EXERCISE DETAILS: According to the post on the Clinton and Obama campaigns, in which city was Hillary Clinton announced to appear last night?

[BEGIN TEXT PASSAGE]

The Clintons seem to have seen this blowout coming, they yesterday released PR's announcing Bill Clinton would be Kansas City, and Hillary Clinton in Nashville (last night).

This now sets up a PR/expectations battle over Florida on Tuesday. After Obama went up on the air in a national buy in Florida, the Clintons seemed to have said off-the-record that the agreement (not to campaign there) was off, but on the record they remained committed to it. On Friday, they released this PR about Florida, saying a few things in it:

1. Clinton will ask that the FL & MI delegates be seated (though not exactly clarifying as to when/if their delegates are to be counted toward the nomination).

2. That Clinton will continue abiding to the pledge to not campaign in Florida.

3. That Clinton expects others will as well.

Obama got the huge victory and momentum that he wanted out of South Carolina. With a double-digit lead in the polls heading in, it was expected, but still -- it comes with momentum. What does he do with it, especially in regards to Florida?

He could either continue to ignore Florida, ask the press too as well, and hope that it doesn't matter. Or Obama could go long and head into Florida, breaking the pledge that it doesn't matter any longer (which #3 above is trying to head off).

Neither is that great of a choice for Obama. Ignoring it sets up a process story over the next three days that ends in Clinton's favor; and his campaigning in Florida the next three days is risky because he's been behind in the polls and it would up the stakes.

[END TEXT PASSAGE]
[BEGIN GIVEN DATA]

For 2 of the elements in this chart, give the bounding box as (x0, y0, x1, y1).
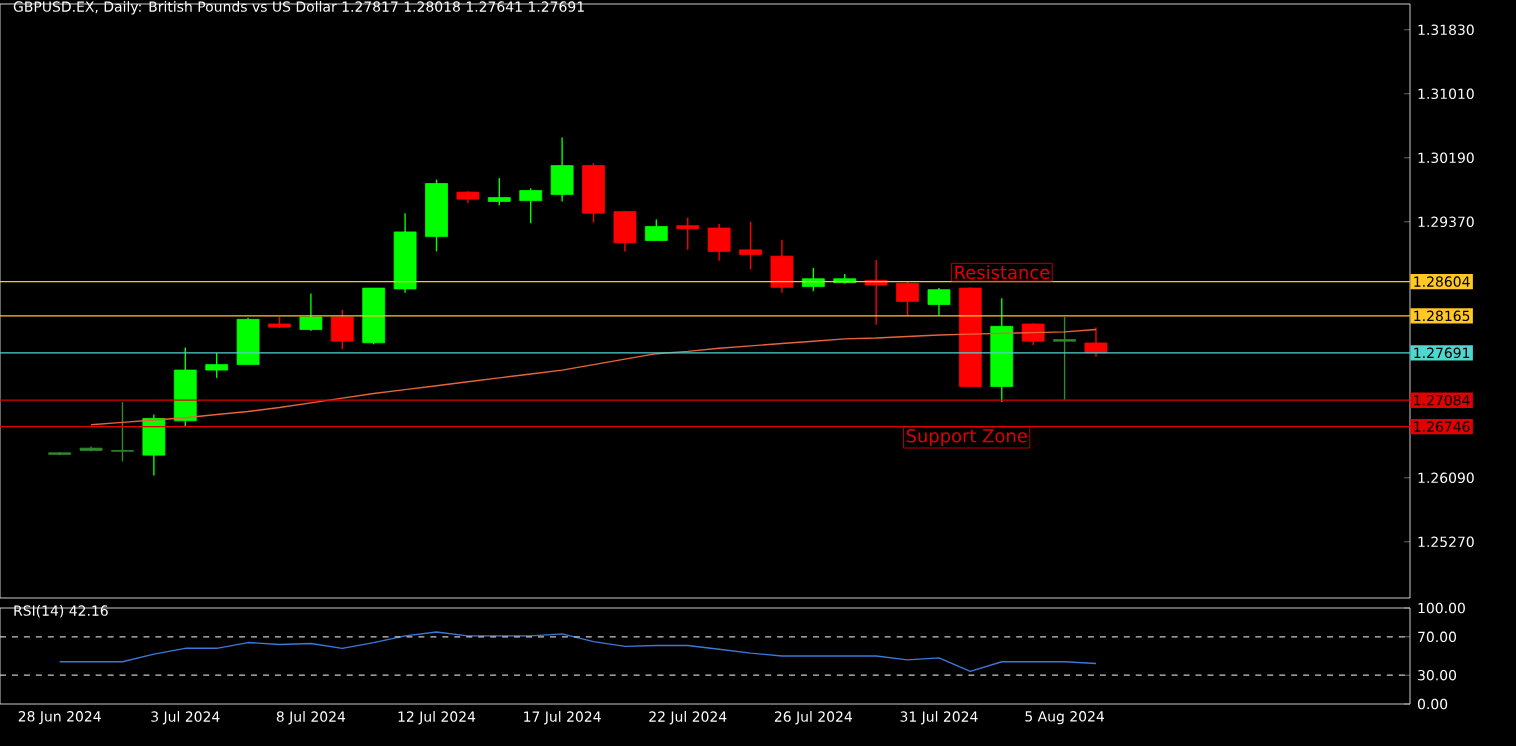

[END GIVEN DATA]

SOLVED EXERCISE: Nashville.